▶ **Data items**
######

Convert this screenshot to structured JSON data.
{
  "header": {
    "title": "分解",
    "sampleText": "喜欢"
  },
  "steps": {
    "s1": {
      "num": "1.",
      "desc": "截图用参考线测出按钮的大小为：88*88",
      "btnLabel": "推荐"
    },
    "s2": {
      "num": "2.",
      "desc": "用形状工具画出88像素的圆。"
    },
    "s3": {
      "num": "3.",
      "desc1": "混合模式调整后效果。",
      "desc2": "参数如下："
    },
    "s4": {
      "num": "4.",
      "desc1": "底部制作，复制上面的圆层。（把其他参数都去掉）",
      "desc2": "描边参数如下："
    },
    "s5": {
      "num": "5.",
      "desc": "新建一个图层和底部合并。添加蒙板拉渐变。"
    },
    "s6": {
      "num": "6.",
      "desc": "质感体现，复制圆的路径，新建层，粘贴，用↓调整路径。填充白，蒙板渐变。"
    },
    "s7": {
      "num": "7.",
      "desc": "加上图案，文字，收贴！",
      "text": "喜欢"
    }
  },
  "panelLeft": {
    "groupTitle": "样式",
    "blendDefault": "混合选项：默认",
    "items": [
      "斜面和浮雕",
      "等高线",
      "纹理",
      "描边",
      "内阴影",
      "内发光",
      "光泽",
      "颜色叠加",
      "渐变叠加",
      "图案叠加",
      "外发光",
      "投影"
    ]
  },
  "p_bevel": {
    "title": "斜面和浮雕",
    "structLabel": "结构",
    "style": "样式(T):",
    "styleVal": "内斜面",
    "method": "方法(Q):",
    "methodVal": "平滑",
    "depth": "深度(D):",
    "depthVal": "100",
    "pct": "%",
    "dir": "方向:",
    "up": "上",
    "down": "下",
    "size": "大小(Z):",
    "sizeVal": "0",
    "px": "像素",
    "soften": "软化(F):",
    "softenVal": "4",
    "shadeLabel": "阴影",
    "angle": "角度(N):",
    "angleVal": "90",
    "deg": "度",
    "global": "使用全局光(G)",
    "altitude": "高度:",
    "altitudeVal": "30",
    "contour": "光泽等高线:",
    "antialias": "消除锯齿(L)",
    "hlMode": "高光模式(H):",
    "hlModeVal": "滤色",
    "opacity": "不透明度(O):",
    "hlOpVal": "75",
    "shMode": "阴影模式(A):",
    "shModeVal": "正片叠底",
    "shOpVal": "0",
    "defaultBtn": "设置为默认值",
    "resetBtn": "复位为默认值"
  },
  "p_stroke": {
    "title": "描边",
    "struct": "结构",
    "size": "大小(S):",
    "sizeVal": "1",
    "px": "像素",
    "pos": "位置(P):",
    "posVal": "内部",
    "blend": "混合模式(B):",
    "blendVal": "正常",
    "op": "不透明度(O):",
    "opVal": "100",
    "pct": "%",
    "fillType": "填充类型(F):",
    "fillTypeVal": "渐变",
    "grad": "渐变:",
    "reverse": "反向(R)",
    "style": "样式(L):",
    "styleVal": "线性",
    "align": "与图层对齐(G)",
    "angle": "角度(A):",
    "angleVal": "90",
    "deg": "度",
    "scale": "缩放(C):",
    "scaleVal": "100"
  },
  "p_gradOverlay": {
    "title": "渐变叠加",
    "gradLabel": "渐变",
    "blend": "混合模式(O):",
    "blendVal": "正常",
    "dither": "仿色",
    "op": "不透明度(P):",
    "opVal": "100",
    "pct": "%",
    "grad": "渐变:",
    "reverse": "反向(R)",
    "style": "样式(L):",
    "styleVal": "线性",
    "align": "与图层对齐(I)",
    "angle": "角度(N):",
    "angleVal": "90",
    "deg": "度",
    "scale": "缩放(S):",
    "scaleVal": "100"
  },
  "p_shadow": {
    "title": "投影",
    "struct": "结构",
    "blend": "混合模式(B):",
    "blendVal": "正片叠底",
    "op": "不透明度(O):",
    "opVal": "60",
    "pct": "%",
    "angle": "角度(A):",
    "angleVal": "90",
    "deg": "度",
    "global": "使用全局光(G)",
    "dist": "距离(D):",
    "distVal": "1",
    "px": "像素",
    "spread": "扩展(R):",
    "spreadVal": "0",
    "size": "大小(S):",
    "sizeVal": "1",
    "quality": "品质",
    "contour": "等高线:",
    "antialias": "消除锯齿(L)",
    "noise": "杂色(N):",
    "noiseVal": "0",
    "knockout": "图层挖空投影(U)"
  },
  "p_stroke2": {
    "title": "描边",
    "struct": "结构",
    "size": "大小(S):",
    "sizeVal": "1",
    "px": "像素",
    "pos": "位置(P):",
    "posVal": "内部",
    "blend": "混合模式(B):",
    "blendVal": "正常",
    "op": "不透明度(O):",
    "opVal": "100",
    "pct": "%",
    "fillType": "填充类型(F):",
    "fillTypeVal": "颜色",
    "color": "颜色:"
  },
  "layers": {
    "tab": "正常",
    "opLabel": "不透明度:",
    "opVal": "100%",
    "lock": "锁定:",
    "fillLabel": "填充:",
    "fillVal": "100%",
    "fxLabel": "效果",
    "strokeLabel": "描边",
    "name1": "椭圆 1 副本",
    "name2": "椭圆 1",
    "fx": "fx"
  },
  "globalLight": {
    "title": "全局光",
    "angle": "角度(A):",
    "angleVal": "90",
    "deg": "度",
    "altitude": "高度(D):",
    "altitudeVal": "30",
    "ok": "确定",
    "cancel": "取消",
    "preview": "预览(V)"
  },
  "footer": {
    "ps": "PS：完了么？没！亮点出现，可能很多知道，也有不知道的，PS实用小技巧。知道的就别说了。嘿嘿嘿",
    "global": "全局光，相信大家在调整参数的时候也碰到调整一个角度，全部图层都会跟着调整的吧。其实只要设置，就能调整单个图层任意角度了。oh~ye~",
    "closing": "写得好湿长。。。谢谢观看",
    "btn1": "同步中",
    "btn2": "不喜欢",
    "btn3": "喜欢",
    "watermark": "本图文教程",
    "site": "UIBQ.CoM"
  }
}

######

▶ **Set exercise**
The records above are to be copied in full, exactly as written.

▶ **Task solution**
Convert this screenshot to structured JSON data.
{
  "header": {
    "title": "分解",
    "sampleText": "喜欢"
  },
  "steps": {
    "s1": {
      "num": "1.",
      "desc": "截图用参考线测出按钮的大小为：88*88",
      "btnLabel": "推荐"
    },
    "s2": {
      "num": "2.",
      "desc": "用形状工具画出88像素的圆。"
    },
    "s3": {
      "num": "3.",
      "desc1": "混合模式调整后效果。",
      "desc2": "参数如下："
    },
    "s4": {
      "num": "4.",
      "desc1": "底部制作，复制上面的圆层。（把其他参数都去掉）",
      "desc2": "描边参数如下："
    },
    "s5": {
      "num": "5.",
      "desc": "新建一个图层和底部合并。添加蒙板拉渐变。"
    },
    "s6": {
      "num": "6.",
      "desc": "质感体现，复制圆的路径，新建层，粘贴，用↓调整路径。填充白，蒙板渐变。"
    },
    "s7": {
      "num": "7.",
      "desc": "加上图案，文字，收贴！",
      "text": "喜欢"
    }
  },
  "panelLeft": {
    "groupTitle": "样式",
    "blendDefault": "混合选项：默认",
    "items": [
      "斜面和浮雕",
      "等高线",
      "纹理",
      "描边",
      "内阴影",
      "内发光",
      "光泽",
      "颜色叠加",
      "渐变叠加",
      "图案叠加",
      "外发光",
      "投影"
    ]
  },
  "p_bevel": {
    "title": "斜面和浮雕",
    "structLabel": "结构",
    "style": "样式(T):",
    "styleVal": "内斜面",
    "method": "方法(Q):",
    "methodVal": "平滑",
    "depth": "深度(D):",
    "depthVal": "100",
    "pct": "%",
    "dir": "方向:",
    "up": "上",
    "down": "下",
    "size": "大小(Z):",
    "sizeVal": "0",
    "px": "像素",
    "soften": "软化(F):",
    "softenVal": "4",
    "shadeLabel": "阴影",
    "angle": "角度(N):",
    "angleVal": "90",
    "deg": "度",
    "global": "使用全局光(G)",
    "altitude": "高度:",
    "altitudeVal": "30",
    "contour": "光泽等高线:",
    "antialias": "消除锯齿(L)",
    "hlMode": "高光模式(H):",
    "hlModeVal": "滤色",
    "opacity": "不透明度(O):",
    "hlOpVal": "75",
    "shMode": "阴影模式(A):",
    "shModeVal": "正片叠底",
    "shOpVal": "0",
    "defaultBtn": "设置为默认值",
    "resetBtn": "复位为默认值"
  },
  "p_stroke": {
    "title": "描边",
    "struct": "结构",
    "size": "大小(S):",
    "sizeVal": "1",
    "px": "像素",
    "pos": "位置(P):",
    "posVal": "内部",
    "blend": "混合模式(B):",
    "blendVal": "正常",
    "op": "不透明度(O):",
    "opVal": "100",
    "pct": "%",
    "fillType": "填充类型(F):",
    "fillTypeVal": "渐变",
    "grad": "渐变:",
    "reverse": "反向(R)",
    "style": "样式(L):",
    "styleVal": "线性",
    "align": "与图层对齐(G)",
    "angle": "角度(A):",
    "angleVal": "90",
    "deg": "度",
    "scale": "缩放(C):",
    "scaleVal": "100"
  },
  "p_gradOverlay": {
    "title": "渐变叠加",
    "gradLabel": "渐变",
    "blend": "混合模式(O):",
    "blendVal": "正常",
    "dither": "仿色",
    "op": "不透明度(P):",
    "opVal": "100",
    "pct": "%",
    "grad": "渐变:",
    "reverse": "反向(R)",
    "style": "样式(L):",
    "styleVal": "线性",
    "align": "与图层对齐(I)",
    "angle": "角度(N):",
    "angleVal": "90",
    "deg": "度",
    "scale": "缩放(S):",
    "scaleVal": "100"
  },
  "p_shadow": {
    "title": "投影",
    "struct": "结构",
    "blend": "混合模式(B):",
    "blendVal": "正片叠底",
    "op": "不透明度(O):",
    "opVal": "60",
    "pct": "%",
    "angle": "角度(A):",
    "angleVal": "90",
    "deg": "度",
    "global": "使用全局光(G)",
    "dist": "距离(D):",
    "distVal": "1",
    "px": "像素",
    "spread": "扩展(R):",
    "spreadVal": "0",
    "size": "大小(S):",
    "sizeVal": "1",
    "quality": "品质",
    "contour": "等高线:",
    "antialias": "消除锯齿(L)",
    "noise": "杂色(N):",
    "noiseVal": "0",
    "knockout": "图层挖空投影(U)"
  },
  "p_stroke2": {
    "title": "描边",
    "struct": "结构",
    "size": "大小(S):",
    "sizeVal": "1",
    "px": "像素",
    "pos": "位置(P):",
    "posVal": "内部",
    "blend": "混合模式(B):",
    "blendVal": "正常",
    "op": "不透明度(O):",
    "opVal": "100",
    "pct": "%",
    "fillType": "填充类型(F):",
    "fillTypeVal": "颜色",
    "color": "颜色:"
  },
  "layers": {
    "tab": "正常",
    "opLabel": "不透明度:",
    "opVal": "100%",
    "lock": "锁定:",
    "fillLabel": "填充:",
    "fillVal": "100%",
    "fxLabel": "效果",
    "strokeLabel": "描边",
    "name1": "椭圆 1 副本",
    "name2": "椭圆 1",
    "fx": "fx"
  },
  "globalLight": {
    "title": "全局光",
    "angle": "角度(A):",
    "angleVal": "90",
    "deg": "度",
    "altitude": "高度(D):",
    "altitudeVal": "30",
    "ok": "确定",
    "cancel": "取消",
    "preview": "预览(V)"
  },
  "footer": {
    "ps": "PS：完了么？没！亮点出现，可能很多知道，也有不知道的，PS实用小技巧。知道的就别说了。嘿嘿嘿",
    "global": "全局光，相信大家在调整参数的时候也碰到调整一个角度，全部图层都会跟着调整的吧。其实只要设置，就能调整单个图层任意角度了。oh~ye~",
    "closing": "写得好湿长。。。谢谢观看",
    "btn1": "同步中",
    "btn2": "不喜欢",
    "btn3": "喜欢",
    "watermark": "本图文教程",
    "site": "UIBQ.CoM"
  }
}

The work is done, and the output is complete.